--- TO DO ---
Extract all lines that hold the string "true".

--- RECORDS SUPPLIED ---
***

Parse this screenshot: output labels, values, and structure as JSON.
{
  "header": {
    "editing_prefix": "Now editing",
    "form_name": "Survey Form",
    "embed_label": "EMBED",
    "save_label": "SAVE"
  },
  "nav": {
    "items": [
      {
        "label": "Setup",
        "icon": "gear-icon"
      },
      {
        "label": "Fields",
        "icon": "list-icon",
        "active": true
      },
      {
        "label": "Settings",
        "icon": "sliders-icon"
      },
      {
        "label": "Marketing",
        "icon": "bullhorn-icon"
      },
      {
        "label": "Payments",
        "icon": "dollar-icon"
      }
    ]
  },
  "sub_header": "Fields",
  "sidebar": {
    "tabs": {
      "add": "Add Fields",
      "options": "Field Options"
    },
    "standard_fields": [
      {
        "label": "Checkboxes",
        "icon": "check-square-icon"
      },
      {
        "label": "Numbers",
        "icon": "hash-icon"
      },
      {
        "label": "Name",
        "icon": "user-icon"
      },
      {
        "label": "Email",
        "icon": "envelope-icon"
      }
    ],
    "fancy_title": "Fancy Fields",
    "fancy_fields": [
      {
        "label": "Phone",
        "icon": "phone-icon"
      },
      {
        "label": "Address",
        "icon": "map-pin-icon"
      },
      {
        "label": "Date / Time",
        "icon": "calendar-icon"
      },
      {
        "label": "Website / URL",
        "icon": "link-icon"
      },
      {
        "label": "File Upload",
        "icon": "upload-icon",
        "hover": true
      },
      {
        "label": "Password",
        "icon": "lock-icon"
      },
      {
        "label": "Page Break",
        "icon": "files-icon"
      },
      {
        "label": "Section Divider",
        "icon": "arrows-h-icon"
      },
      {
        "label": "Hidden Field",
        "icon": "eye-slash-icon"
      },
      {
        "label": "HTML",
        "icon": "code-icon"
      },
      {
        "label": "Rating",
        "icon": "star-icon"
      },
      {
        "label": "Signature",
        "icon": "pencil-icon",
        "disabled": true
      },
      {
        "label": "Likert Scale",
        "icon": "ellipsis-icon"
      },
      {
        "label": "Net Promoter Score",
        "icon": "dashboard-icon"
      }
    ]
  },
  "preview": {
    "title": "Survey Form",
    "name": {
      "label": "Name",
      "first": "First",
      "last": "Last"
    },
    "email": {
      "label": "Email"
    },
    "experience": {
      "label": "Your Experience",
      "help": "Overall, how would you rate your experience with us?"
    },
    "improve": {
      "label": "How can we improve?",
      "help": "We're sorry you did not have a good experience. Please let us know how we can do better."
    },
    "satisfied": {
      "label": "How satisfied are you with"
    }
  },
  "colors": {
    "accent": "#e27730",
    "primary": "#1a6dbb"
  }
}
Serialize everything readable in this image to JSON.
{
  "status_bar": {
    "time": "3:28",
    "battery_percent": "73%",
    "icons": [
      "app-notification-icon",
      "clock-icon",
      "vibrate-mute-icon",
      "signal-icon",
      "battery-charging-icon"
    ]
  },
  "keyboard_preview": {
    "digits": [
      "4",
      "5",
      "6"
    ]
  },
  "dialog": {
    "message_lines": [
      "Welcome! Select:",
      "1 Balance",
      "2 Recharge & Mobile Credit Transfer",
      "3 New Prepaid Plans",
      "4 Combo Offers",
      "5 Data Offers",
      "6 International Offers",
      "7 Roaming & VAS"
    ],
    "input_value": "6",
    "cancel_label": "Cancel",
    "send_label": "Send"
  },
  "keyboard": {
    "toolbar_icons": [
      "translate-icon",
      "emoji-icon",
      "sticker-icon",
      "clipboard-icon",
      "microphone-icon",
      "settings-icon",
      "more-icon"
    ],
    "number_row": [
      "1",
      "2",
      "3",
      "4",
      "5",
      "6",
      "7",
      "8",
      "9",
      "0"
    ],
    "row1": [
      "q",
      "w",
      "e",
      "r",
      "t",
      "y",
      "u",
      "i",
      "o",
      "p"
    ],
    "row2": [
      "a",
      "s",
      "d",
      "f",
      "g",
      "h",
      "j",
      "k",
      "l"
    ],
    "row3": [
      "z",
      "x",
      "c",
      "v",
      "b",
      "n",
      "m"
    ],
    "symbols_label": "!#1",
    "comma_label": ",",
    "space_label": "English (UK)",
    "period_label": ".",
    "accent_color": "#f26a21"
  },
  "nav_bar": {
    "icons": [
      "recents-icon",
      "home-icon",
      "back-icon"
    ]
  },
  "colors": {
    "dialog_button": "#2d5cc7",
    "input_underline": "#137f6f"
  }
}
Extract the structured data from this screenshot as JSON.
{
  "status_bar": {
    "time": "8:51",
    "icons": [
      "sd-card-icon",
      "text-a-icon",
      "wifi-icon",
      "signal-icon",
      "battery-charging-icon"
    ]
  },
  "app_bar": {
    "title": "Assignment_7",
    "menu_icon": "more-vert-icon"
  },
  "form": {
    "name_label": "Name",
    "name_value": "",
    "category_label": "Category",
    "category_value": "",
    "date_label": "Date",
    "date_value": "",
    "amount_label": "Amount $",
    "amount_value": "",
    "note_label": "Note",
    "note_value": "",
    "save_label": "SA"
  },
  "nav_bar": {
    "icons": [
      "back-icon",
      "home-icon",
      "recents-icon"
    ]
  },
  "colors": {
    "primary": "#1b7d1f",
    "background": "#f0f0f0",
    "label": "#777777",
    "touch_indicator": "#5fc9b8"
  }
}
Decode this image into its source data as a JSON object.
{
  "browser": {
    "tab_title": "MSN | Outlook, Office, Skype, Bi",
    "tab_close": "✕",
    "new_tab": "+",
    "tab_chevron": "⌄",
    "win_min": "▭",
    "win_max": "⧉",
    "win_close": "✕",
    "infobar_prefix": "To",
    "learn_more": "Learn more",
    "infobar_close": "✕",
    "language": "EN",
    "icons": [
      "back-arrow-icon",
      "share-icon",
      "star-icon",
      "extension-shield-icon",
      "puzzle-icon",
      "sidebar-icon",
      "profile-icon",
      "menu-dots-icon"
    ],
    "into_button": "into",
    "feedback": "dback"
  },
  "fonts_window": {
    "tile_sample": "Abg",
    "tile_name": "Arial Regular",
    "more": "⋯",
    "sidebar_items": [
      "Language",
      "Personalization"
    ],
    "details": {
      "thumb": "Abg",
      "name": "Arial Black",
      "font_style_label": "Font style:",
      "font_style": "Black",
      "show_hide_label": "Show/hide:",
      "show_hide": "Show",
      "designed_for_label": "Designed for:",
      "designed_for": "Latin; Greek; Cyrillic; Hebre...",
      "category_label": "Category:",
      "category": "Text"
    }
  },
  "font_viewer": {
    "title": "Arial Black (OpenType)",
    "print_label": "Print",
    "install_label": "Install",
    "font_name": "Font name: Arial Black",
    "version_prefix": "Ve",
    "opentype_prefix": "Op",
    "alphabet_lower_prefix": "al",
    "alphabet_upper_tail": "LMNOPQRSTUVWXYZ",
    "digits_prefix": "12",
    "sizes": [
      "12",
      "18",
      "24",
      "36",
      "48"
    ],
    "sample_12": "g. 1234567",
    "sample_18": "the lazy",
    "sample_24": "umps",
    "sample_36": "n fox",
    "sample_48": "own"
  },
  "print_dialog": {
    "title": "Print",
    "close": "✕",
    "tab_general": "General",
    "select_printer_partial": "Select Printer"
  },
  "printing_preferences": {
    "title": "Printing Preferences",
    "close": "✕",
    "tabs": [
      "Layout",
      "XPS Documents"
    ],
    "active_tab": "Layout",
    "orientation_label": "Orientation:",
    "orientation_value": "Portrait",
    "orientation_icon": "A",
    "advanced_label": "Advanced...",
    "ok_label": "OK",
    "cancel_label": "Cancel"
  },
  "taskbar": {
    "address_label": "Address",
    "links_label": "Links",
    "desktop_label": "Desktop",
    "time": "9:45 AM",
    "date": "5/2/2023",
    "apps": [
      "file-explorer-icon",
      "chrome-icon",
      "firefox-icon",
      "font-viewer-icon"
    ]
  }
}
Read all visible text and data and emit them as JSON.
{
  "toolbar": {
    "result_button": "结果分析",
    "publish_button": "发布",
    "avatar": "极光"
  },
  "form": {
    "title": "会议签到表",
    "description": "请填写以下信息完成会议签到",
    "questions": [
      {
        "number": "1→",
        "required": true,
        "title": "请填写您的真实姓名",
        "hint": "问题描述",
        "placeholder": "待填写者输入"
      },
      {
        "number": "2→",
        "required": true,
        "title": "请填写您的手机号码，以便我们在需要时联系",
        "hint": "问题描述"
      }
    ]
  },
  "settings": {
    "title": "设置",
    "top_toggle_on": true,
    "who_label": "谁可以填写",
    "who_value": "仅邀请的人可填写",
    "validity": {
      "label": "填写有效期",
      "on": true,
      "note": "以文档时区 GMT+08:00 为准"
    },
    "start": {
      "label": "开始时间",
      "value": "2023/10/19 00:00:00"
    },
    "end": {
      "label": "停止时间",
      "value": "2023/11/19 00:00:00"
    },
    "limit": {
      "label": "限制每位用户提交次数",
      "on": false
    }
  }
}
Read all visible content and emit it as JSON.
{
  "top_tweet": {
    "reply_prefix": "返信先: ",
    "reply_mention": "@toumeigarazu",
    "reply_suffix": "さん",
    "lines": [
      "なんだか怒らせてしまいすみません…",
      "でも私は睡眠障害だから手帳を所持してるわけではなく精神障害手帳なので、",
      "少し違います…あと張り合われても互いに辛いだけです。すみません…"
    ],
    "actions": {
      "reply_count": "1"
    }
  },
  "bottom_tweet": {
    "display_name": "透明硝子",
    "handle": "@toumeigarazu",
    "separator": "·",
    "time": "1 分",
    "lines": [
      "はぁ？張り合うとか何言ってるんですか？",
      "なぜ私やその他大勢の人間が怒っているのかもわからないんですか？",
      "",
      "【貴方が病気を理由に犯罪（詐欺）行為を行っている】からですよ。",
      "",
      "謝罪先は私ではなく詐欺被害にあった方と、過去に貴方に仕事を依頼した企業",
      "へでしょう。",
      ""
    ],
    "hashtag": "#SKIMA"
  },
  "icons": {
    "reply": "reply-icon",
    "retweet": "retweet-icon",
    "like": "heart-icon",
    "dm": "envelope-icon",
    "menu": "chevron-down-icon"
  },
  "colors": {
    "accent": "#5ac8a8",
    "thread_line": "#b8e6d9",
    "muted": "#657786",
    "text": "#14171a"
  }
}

***

--- OUTPUT ---
        "active": true
        "hover": true
        "disabled": true
        "required": true,
        "required": true,
    "top_toggle_on": true,
      "on": true,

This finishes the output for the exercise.